Input material:
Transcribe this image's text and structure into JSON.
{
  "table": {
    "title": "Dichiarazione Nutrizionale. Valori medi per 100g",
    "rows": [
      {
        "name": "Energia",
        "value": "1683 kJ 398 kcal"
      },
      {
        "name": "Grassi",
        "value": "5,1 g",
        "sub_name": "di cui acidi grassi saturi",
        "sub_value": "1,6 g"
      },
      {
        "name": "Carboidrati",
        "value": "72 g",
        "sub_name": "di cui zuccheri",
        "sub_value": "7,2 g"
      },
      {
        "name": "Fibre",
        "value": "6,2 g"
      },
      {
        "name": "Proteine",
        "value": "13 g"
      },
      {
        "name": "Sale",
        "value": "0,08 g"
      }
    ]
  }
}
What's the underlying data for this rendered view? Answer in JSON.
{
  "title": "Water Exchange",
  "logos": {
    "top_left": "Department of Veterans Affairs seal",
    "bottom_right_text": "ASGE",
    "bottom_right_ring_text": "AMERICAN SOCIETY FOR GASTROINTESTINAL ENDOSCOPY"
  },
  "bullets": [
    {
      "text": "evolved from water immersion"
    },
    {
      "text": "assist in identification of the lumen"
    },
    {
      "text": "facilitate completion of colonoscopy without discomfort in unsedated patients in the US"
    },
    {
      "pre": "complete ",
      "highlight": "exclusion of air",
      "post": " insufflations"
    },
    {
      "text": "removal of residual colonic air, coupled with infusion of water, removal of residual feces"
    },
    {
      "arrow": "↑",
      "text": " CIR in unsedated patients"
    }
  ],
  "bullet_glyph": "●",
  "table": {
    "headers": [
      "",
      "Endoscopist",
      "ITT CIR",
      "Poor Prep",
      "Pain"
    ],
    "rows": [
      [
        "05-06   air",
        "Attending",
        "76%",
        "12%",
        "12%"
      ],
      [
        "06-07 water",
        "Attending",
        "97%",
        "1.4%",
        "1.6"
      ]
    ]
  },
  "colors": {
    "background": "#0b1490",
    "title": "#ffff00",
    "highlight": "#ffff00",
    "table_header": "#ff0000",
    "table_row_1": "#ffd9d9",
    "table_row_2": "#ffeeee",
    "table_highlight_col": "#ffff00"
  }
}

What the task asks: The records above should be duplicated in full, exactly as given.

Result of this task:
Transcribe this image's text and structure into JSON.
{
  "table": {
    "title": "Dichiarazione Nutrizionale. Valori medi per 100g",
    "rows": [
      {
        "name": "Energia",
        "value": "1683 kJ 398 kcal"
      },
      {
        "name": "Grassi",
        "value": "5,1 g",
        "sub_name": "di cui acidi grassi saturi",
        "sub_value": "1,6 g"
      },
      {
        "name": "Carboidrati",
        "value": "72 g",
        "sub_name": "di cui zuccheri",
        "sub_value": "7,2 g"
      },
      {
        "name": "Fibre",
        "value": "6,2 g"
      },
      {
        "name": "Proteine",
        "value": "13 g"
      },
      {
        "name": "Sale",
        "value": "0,08 g"
      }
    ]
  }
}
What's the underlying data for this rendered view? Answer in JSON.
{
  "title": "Water Exchange",
  "logos": {
    "top_left": "Department of Veterans Affairs seal",
    "bottom_right_text": "ASGE",
    "bottom_right_ring_text": "AMERICAN SOCIETY FOR GASTROINTESTINAL ENDOSCOPY"
  },
  "bullets": [
    {
      "text": "evolved from water immersion"
    },
    {
      "text": "assist in identification of the lumen"
    },
    {
      "text": "facilitate completion of colonoscopy without discomfort in unsedated patients in the US"
    },
    {
      "pre": "complete ",
      "highlight": "exclusion of air",
      "post": " insufflations"
    },
    {
      "text": "removal of residual colonic air, coupled with infusion of water, removal of residual feces"
    },
    {
      "arrow": "↑",
      "text": " CIR in unsedated patients"
    }
  ],
  "bullet_glyph": "●",
  "table": {
    "headers": [
      "",
      "Endoscopist",
      "ITT CIR",
      "Poor Prep",
      "Pain"
    ],
    "rows": [
      [
        "05-06   air",
        "Attending",
        "76%",
        "12%",
        "12%"
      ],
      [
        "06-07 water",
        "Attending",
        "97%",
        "1.4%",
        "1.6"
      ]
    ]
  },
  "colors": {
    "background": "#0b1490",
    "title": "#ffff00",
    "highlight": "#ffff00",
    "table_header": "#ff0000",
    "table_row_1": "#ffd9d9",
    "table_row_2": "#ffeeee",
    "table_highlight_col": "#ffff00"
  }
}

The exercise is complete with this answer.